- **Extracted data**
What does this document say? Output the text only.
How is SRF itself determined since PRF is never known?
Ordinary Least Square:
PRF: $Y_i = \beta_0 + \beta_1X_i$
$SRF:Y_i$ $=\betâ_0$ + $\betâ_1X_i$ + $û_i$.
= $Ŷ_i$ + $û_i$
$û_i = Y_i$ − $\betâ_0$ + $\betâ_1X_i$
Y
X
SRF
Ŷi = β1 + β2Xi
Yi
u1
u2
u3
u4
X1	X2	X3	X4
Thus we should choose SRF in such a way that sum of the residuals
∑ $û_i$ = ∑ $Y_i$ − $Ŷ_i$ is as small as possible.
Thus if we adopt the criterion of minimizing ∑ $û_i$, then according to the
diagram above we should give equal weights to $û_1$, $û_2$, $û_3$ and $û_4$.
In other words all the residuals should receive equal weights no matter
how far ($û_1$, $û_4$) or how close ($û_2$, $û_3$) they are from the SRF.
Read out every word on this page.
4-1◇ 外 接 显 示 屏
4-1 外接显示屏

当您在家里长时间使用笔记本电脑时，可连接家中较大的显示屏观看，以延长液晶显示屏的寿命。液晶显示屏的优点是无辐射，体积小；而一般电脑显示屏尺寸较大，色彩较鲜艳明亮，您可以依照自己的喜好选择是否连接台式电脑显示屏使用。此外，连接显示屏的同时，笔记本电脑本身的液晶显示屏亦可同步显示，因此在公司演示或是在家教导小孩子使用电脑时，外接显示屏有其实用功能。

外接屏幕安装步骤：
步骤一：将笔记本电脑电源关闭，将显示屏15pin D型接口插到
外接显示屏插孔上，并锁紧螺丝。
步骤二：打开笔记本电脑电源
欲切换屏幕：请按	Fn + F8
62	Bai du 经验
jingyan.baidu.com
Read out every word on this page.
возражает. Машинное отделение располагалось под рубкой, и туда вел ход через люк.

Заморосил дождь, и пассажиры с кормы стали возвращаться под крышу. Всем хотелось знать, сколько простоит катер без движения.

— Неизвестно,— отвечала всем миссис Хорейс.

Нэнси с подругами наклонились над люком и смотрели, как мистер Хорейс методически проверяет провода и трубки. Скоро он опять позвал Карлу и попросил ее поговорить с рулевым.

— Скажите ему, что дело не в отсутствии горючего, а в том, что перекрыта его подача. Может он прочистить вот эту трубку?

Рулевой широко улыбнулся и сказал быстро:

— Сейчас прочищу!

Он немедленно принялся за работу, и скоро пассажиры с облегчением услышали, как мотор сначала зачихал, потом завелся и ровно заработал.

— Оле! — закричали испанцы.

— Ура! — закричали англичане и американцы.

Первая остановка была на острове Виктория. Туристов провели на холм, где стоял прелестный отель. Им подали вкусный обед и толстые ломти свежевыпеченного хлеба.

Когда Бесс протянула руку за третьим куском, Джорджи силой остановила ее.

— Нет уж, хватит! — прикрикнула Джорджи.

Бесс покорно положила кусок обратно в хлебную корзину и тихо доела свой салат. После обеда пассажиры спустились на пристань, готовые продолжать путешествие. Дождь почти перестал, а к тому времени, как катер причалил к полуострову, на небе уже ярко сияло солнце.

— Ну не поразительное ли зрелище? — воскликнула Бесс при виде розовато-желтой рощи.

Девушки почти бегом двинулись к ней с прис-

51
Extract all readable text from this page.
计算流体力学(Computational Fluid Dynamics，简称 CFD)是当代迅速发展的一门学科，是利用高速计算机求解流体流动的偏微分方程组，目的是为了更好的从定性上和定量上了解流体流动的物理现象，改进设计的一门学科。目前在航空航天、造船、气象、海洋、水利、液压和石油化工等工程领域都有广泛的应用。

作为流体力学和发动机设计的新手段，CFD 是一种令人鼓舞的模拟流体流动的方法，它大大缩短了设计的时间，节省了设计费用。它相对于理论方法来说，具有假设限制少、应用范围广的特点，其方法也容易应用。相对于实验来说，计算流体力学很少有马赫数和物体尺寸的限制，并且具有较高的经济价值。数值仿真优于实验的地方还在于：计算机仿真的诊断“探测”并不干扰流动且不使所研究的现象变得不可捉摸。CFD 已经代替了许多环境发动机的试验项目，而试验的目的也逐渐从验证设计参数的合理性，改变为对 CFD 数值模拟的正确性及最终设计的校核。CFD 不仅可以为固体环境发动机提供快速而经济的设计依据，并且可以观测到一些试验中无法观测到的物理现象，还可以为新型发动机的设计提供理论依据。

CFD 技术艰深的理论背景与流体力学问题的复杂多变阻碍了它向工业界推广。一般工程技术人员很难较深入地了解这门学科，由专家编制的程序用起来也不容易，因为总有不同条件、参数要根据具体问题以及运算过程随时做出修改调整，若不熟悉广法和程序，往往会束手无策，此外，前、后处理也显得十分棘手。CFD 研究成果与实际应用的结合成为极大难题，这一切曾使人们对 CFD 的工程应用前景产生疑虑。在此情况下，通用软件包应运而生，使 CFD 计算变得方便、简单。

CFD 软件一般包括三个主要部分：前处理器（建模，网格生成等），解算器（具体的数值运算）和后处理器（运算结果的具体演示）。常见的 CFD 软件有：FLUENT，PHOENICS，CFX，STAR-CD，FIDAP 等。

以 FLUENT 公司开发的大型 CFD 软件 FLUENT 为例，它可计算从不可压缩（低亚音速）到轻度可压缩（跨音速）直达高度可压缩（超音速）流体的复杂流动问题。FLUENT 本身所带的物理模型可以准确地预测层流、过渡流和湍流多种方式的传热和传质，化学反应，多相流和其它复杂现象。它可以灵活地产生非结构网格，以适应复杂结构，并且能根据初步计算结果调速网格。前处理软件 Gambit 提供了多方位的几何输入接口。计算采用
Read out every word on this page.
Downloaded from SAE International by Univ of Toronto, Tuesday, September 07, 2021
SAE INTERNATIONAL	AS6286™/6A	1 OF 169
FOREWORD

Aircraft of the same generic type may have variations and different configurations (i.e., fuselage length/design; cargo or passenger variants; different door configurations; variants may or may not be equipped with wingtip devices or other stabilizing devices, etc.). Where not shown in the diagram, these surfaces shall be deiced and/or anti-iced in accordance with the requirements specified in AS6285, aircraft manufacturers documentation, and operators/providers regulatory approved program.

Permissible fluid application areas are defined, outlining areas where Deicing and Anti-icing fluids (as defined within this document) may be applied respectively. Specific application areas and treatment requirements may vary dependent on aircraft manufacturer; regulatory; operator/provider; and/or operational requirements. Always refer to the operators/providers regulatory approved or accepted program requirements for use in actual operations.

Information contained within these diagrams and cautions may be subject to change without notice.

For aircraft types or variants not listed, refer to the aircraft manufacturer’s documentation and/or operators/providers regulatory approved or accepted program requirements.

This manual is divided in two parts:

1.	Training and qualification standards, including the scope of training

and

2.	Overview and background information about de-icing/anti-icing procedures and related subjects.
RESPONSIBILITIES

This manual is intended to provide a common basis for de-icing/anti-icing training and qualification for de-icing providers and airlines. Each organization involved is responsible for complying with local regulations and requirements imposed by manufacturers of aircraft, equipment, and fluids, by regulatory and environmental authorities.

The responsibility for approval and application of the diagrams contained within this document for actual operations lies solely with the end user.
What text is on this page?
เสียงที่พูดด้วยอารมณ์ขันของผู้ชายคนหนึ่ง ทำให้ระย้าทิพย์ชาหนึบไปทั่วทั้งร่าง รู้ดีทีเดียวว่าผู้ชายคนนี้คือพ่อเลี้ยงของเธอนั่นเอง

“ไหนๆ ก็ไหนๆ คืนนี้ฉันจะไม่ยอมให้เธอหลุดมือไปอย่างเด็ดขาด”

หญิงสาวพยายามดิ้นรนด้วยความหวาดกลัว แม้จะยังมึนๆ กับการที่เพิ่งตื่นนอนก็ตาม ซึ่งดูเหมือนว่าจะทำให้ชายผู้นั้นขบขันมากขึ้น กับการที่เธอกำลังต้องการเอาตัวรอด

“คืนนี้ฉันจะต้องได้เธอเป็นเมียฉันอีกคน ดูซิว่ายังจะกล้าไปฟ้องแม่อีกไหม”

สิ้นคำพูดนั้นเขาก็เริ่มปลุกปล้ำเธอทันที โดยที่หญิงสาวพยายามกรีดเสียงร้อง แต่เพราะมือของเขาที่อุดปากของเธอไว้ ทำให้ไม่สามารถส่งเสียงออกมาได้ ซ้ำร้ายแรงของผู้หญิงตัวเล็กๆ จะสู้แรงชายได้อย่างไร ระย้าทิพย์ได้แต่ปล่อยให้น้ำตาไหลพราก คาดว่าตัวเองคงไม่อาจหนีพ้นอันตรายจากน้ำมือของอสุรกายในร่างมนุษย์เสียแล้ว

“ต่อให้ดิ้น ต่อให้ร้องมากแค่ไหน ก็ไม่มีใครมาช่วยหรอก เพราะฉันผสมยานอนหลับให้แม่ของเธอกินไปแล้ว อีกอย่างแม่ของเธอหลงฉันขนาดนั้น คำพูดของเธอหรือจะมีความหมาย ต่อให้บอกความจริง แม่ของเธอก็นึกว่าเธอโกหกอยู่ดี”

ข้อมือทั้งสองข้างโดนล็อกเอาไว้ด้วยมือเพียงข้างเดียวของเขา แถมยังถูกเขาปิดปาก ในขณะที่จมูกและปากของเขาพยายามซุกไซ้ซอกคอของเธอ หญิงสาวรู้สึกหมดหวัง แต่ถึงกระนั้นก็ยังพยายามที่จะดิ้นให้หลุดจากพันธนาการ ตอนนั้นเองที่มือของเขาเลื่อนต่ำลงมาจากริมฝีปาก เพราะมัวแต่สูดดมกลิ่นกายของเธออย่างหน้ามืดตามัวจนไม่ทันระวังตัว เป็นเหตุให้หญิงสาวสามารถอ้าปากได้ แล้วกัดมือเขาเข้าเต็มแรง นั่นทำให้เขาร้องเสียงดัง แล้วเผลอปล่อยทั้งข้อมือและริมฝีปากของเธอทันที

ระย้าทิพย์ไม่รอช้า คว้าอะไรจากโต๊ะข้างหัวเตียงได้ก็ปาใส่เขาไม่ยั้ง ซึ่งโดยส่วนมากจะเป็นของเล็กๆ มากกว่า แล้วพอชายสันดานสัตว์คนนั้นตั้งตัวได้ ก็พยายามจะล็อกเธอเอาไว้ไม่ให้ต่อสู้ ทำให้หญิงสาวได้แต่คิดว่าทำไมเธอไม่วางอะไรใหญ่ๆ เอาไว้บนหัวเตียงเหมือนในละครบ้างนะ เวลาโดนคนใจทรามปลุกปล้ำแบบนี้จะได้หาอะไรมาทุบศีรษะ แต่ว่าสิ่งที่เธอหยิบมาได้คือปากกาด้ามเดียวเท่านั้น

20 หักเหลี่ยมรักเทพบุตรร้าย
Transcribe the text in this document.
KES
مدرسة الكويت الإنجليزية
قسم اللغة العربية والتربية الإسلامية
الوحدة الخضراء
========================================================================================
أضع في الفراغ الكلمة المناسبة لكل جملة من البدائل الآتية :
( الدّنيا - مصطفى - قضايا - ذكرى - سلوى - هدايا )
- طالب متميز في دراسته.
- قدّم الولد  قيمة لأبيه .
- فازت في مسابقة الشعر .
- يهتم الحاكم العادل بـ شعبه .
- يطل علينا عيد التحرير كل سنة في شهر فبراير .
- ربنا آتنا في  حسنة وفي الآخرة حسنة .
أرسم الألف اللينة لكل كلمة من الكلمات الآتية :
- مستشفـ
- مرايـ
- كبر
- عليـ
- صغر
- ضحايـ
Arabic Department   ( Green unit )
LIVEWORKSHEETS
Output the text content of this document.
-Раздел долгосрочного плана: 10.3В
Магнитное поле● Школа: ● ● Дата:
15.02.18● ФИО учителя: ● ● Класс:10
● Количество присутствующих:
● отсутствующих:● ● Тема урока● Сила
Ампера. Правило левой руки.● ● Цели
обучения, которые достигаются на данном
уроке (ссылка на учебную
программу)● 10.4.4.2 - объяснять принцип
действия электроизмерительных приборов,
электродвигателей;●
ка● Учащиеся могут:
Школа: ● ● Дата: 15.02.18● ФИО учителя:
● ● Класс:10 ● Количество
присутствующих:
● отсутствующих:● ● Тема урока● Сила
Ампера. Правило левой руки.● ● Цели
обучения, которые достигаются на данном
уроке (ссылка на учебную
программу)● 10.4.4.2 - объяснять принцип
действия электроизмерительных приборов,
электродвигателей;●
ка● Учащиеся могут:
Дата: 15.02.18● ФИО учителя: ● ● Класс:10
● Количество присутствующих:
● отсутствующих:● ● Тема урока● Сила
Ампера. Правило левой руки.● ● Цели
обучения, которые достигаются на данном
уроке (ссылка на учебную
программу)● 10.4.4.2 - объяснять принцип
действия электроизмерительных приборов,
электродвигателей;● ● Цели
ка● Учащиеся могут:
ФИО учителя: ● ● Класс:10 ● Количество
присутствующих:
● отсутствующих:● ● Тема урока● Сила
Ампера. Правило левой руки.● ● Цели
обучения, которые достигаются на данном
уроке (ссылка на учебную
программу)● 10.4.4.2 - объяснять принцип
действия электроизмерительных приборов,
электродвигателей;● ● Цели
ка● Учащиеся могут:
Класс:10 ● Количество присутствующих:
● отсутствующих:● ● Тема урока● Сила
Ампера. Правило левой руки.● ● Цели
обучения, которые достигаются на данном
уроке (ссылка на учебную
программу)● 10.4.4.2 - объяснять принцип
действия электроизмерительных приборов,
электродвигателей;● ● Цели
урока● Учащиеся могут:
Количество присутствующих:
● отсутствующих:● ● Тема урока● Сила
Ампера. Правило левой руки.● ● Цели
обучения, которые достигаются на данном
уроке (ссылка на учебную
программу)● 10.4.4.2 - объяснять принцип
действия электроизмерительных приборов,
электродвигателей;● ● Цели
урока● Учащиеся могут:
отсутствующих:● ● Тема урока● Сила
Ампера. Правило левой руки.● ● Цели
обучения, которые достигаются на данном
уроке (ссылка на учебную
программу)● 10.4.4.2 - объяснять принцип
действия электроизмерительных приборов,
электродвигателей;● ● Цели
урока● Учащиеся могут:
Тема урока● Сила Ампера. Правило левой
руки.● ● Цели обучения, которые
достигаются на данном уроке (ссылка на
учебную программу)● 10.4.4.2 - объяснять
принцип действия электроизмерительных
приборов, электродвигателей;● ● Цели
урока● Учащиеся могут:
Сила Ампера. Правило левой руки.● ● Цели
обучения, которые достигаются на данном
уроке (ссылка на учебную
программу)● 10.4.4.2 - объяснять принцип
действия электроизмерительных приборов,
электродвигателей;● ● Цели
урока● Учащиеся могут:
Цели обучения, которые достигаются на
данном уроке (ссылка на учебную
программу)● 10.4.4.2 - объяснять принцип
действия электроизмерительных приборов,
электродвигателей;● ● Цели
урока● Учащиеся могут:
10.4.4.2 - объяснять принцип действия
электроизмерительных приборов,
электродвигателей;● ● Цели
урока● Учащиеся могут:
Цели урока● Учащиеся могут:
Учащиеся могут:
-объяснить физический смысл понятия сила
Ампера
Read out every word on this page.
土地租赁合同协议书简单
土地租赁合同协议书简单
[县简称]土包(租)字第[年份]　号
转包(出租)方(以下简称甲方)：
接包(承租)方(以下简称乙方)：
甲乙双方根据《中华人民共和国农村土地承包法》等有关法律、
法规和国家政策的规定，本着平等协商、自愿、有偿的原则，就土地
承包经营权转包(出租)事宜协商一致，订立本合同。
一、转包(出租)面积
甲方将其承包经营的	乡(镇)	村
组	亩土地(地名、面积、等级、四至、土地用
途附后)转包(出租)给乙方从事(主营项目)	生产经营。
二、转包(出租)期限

- **Task to complete**
Collect every line from the records above that contains the word "учителя".

- **Response to the task**
15.02.18● ФИО учителя: ● ● Класс:10
Школа: ● ● Дата: 15.02.18● ФИО учителя:
Дата: 15.02.18● ФИО учителя: ● ● Класс:10
ФИО учителя: ● ● Класс:10 ● Количество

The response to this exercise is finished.